## INSTRUCTIONS FOR THE TASK
Copy out all the lines exactly. Omit pictures.

## EXTRACTED ENTRIES
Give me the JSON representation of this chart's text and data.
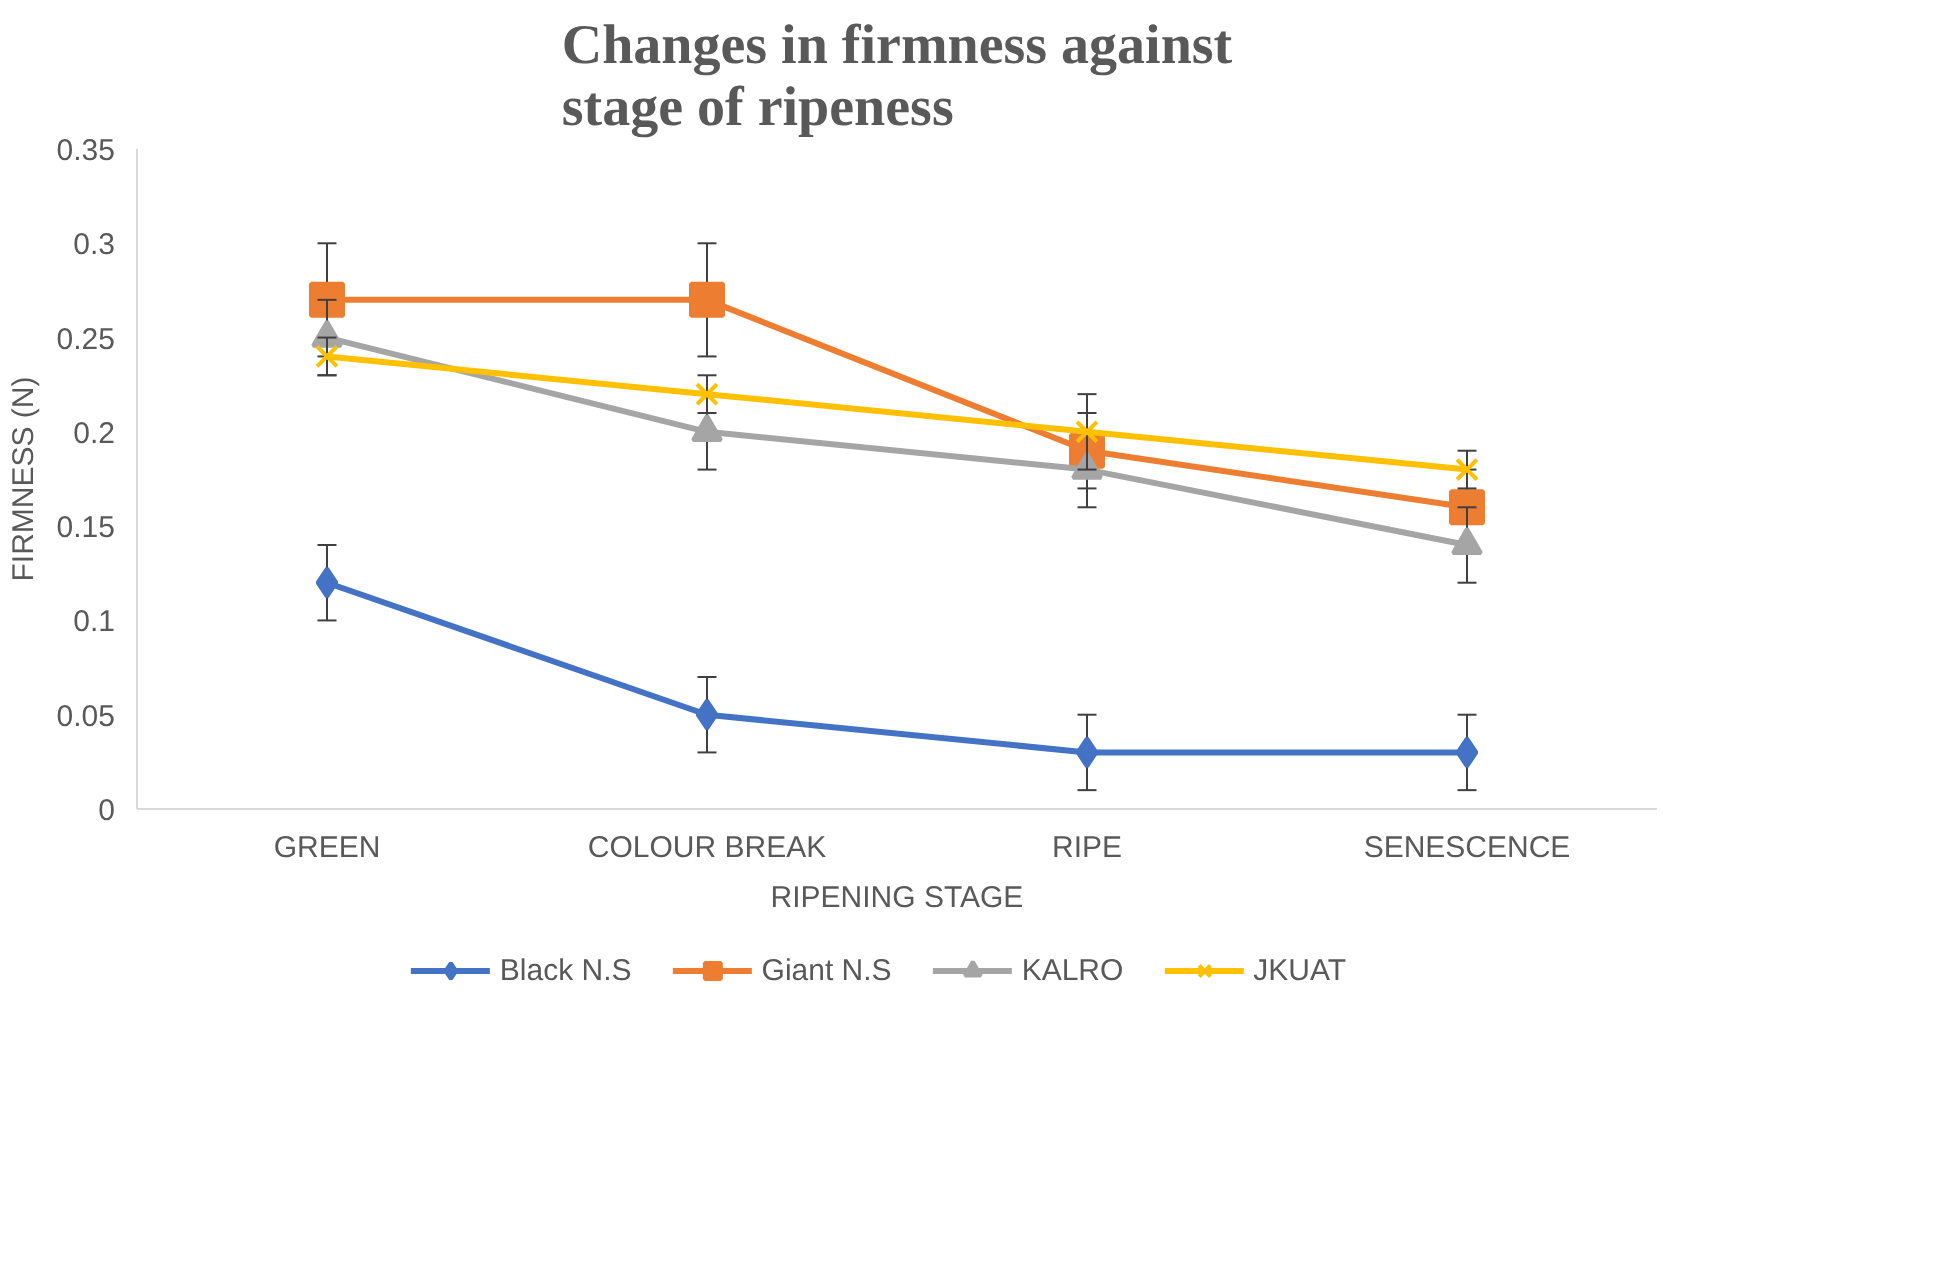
{
  "chart_data": {
    "type": "line",
    "title": "Changes in firmness against stage of ripeness",
    "xlabel": "RIPENING STAGE",
    "ylabel": "FIRMNESS (N)",
    "categories": [
      "GREEN",
      "COLOUR BREAK",
      "RIPE",
      "SENESCENCE"
    ],
    "ylim": [
      0,
      0.35
    ],
    "yticks": [
      0,
      {
        "value": 0.05,
        "label": "0.05"
      },
      {
        "value": 0.1,
        "label": "0.1"
      },
      {
        "value": 0.15,
        "label": "0.15"
      },
      {
        "value": 0.2,
        "label": "0.2"
      },
      {
        "value": 0.25,
        "label": "0.25"
      },
      {
        "value": 0.3,
        "label": "0.3"
      },
      {
        "value": 0.35,
        "label": "0.35"
      }
    ],
    "grid": false,
    "legend": "bottom",
    "line_style": "solid",
    "series": [
      {
        "name": "Black N.S",
        "color": "#4472c4",
        "marker": "diamond",
        "values": [
          0.12,
          0.05,
          0.03,
          0.03
        ],
        "errors": [
          0.02,
          0.02,
          0.02,
          0.02
        ]
      },
      {
        "name": "Giant N.S",
        "color": "#ed7d31",
        "marker": "square",
        "values": [
          0.27,
          0.27,
          0.19,
          0.16
        ],
        "errors": [
          0.03,
          0.03,
          0.02,
          0.02
        ]
      },
      {
        "name": "KALRO",
        "color": "#a5a5a5",
        "marker": "triangle",
        "values": [
          0.25,
          0.2,
          0.18,
          0.14
        ],
        "errors": [
          0.02,
          0.02,
          0.02,
          0.02
        ]
      },
      {
        "name": "JKUAT",
        "color": "#ffc000",
        "marker": "cross",
        "values": [
          0.24,
          0.22,
          0.2,
          0.18
        ],
        "errors": [
          0.01,
          0.01,
          0.02,
          0.01
        ]
      }
    ]
  }
}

## SOLUTION TO THE PROBLEM
Give me the JSON representation of this chart's text and data.
{
  "chart_data": {
    "type": "line",
    "title": "Changes in firmness against stage of ripeness",
    "xlabel": "RIPENING STAGE",
    "ylabel": "FIRMNESS (N)",
    "categories": [
      "GREEN",
      "COLOUR BREAK",
      "RIPE",
      "SENESCENCE"
    ],
    "ylim": [
      0,
      0.35
    ],
    "yticks": [
      0,
      {
        "value": 0.05,
        "label": "0.05"
      },
      {
        "value": 0.1,
        "label": "0.1"
      },
      {
        "value": 0.15,
        "label": "0.15"
      },
      {
        "value": 0.2,
        "label": "0.2"
      },
      {
        "value": 0.25,
        "label": "0.25"
      },
      {
        "value": 0.3,
        "label": "0.3"
      },
      {
        "value": 0.35,
        "label": "0.35"
      }
    ],
    "grid": false,
    "legend": "bottom",
    "line_style": "solid",
    "series": [
      {
        "name": "Black N.S",
        "color": "#4472c4",
        "marker": "diamond",
        "values": [
          0.12,
          0.05,
          0.03,
          0.03
        ],
        "errors": [
          0.02,
          0.02,
          0.02,
          0.02
        ]
      },
      {
        "name": "Giant N.S",
        "color": "#ed7d31",
        "marker": "square",
        "values": [
          0.27,
          0.27,
          0.19,
          0.16
        ],
        "errors": [
          0.03,
          0.03,
          0.02,
          0.02
        ]
      },
      {
        "name": "KALRO",
        "color": "#a5a5a5",
        "marker": "triangle",
        "values": [
          0.25,
          0.2,
          0.18,
          0.14
        ],
        "errors": [
          0.02,
          0.02,
          0.02,
          0.02
        ]
      },
      {
        "name": "JKUAT",
        "color": "#ffc000",
        "marker": "cross",
        "values": [
          0.24,
          0.22,
          0.2,
          0.18
        ],
        "errors": [
          0.01,
          0.01,
          0.02,
          0.01
        ]
      }
    ]
  }
}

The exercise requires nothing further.